Material for the task ->
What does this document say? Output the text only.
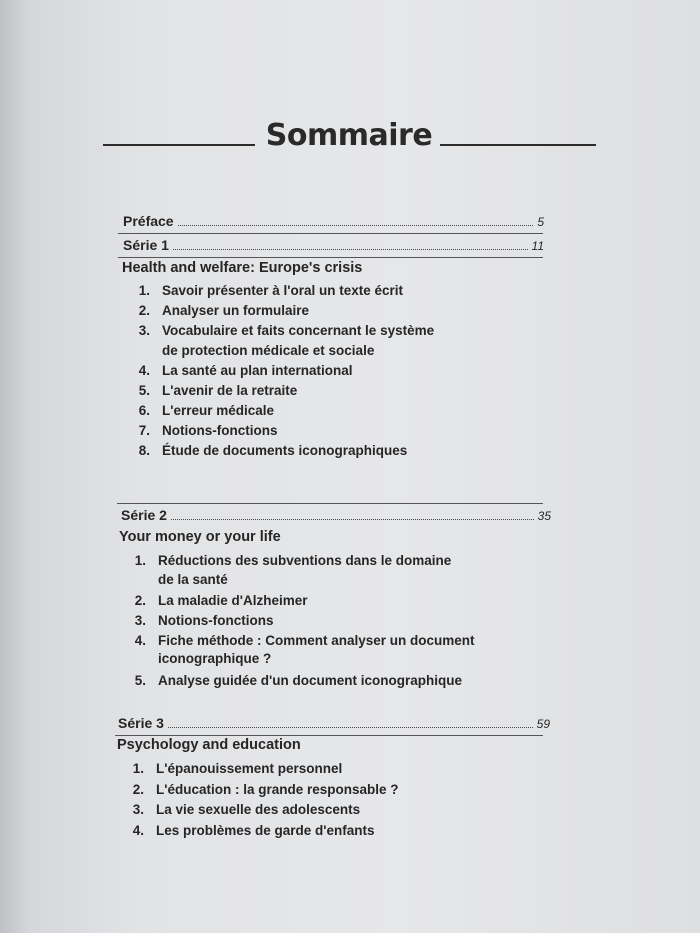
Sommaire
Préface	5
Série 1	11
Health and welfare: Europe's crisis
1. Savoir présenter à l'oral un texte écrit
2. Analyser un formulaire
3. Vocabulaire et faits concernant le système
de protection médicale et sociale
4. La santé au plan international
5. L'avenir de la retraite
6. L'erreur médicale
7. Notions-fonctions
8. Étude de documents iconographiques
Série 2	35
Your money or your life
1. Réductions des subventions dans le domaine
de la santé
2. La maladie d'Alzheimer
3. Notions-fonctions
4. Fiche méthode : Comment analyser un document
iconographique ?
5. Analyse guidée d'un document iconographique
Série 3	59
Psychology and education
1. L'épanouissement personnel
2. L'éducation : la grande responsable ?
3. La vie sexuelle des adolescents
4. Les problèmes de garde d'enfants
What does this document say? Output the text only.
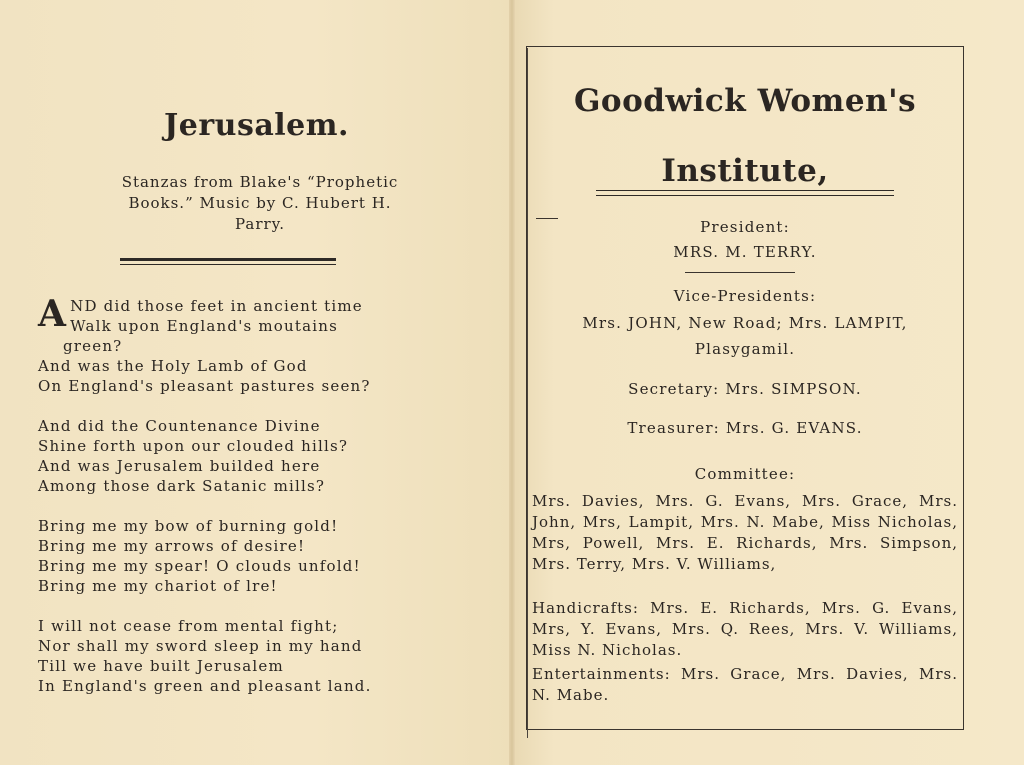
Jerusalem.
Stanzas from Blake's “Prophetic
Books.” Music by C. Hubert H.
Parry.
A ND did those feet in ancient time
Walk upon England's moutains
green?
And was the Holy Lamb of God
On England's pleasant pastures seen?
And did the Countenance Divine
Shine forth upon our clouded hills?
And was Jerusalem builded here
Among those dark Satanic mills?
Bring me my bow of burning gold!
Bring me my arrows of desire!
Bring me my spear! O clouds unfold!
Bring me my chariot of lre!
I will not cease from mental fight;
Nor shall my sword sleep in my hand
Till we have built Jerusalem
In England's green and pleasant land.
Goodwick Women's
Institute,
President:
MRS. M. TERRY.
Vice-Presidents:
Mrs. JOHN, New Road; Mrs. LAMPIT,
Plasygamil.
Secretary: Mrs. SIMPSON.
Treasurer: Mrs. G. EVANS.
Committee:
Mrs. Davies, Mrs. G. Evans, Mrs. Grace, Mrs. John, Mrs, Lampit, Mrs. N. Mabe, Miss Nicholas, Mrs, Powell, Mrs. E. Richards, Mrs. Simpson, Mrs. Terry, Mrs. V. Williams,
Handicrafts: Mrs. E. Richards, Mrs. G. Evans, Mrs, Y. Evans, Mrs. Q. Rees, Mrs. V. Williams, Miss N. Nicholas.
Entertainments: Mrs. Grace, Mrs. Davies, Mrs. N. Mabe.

...

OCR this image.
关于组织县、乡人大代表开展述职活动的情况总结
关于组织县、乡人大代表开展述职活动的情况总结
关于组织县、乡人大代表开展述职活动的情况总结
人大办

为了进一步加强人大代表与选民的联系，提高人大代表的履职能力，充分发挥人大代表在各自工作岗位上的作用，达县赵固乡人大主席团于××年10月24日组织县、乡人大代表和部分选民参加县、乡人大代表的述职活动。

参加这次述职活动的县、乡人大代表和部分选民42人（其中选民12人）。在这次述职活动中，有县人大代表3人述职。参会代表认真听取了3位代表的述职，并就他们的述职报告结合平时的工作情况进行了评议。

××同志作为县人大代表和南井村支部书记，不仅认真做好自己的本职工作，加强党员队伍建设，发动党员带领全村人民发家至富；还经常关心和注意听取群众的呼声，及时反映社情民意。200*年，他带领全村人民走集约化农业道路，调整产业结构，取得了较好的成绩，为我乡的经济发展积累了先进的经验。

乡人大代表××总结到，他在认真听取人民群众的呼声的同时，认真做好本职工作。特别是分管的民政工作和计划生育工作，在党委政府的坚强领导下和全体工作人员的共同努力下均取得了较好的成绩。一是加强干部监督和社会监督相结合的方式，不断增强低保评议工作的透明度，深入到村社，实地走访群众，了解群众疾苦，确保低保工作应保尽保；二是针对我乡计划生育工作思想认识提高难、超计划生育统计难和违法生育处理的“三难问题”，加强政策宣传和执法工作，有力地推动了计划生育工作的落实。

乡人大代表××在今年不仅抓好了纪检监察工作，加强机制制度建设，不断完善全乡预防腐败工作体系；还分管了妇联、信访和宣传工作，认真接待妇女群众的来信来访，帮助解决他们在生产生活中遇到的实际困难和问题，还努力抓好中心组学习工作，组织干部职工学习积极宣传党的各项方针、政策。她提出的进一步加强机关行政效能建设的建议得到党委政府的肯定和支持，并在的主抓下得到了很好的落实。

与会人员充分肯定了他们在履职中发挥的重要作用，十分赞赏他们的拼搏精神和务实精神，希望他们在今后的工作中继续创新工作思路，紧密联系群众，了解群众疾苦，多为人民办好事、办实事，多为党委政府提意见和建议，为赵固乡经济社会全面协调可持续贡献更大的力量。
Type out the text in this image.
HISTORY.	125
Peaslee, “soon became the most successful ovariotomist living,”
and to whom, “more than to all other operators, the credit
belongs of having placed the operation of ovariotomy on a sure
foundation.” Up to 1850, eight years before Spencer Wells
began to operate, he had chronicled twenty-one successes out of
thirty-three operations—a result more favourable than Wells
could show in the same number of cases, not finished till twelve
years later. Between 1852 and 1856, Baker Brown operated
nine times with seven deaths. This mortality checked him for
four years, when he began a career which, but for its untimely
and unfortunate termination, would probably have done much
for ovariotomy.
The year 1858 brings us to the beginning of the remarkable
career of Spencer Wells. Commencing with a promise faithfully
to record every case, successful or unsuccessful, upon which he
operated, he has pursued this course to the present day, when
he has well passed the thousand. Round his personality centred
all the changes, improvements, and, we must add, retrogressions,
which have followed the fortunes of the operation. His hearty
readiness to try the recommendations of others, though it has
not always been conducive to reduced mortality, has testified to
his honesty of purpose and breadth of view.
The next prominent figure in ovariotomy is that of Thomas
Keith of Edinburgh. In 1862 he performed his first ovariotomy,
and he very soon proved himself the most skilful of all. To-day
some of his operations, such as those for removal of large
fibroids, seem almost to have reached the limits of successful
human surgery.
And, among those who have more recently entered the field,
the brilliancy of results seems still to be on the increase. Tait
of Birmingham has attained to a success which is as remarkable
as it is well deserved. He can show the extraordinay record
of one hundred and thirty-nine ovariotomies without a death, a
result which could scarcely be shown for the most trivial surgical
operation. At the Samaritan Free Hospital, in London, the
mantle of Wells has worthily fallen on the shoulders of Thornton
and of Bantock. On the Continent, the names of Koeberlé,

What is being asked -> In the listing above, how many lines include the word "Nicholas"? Answer with the number and nothing more.

Exercise response -> 2